▶ [The request]:
Count the lines in the data below that contain the string "series". Reply with the number alone.

• • • •

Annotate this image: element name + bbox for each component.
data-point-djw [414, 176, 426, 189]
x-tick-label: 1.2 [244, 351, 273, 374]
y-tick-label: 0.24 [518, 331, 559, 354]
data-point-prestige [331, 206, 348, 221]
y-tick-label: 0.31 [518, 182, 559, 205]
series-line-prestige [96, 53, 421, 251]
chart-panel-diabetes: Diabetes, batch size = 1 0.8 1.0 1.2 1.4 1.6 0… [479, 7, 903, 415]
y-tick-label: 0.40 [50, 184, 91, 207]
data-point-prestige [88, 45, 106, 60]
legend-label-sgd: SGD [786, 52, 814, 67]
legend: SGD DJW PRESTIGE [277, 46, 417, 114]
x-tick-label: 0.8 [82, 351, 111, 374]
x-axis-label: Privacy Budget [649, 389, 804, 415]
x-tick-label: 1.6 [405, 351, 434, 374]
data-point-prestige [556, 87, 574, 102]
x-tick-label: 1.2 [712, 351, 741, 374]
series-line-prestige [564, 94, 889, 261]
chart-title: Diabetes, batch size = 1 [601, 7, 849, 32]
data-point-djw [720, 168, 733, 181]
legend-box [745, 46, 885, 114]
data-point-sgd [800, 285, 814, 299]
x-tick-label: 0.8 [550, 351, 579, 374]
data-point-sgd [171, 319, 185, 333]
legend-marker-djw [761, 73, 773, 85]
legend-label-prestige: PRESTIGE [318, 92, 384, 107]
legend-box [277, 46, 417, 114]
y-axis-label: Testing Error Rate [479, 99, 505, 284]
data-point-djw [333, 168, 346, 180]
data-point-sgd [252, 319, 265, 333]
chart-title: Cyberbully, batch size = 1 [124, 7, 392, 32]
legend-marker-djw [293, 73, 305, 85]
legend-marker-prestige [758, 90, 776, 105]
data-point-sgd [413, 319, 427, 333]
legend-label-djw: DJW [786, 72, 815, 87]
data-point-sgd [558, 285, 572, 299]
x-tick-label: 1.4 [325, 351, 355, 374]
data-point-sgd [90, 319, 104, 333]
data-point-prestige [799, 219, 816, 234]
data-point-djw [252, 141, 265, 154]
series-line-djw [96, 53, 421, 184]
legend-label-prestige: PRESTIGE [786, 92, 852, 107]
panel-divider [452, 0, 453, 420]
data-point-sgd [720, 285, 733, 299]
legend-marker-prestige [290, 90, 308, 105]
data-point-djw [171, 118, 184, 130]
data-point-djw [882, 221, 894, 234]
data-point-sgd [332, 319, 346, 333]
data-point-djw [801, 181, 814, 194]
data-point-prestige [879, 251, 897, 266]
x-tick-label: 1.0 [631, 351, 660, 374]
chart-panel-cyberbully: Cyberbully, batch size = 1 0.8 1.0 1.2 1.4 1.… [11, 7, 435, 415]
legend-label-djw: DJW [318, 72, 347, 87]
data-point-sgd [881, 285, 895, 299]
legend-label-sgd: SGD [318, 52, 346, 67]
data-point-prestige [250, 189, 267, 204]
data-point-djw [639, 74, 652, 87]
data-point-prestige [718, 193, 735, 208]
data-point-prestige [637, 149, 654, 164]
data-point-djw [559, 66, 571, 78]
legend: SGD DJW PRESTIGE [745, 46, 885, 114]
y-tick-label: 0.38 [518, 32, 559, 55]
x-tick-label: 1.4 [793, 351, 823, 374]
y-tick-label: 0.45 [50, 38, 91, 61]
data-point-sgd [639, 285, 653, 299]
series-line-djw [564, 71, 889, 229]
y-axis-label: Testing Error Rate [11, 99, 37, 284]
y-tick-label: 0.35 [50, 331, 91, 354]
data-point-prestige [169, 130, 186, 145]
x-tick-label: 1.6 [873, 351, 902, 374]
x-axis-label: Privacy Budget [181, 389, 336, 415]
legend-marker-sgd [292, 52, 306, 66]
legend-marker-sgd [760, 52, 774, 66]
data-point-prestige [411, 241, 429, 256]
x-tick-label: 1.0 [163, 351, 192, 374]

• • • •

▶ [Reply to the task]:
4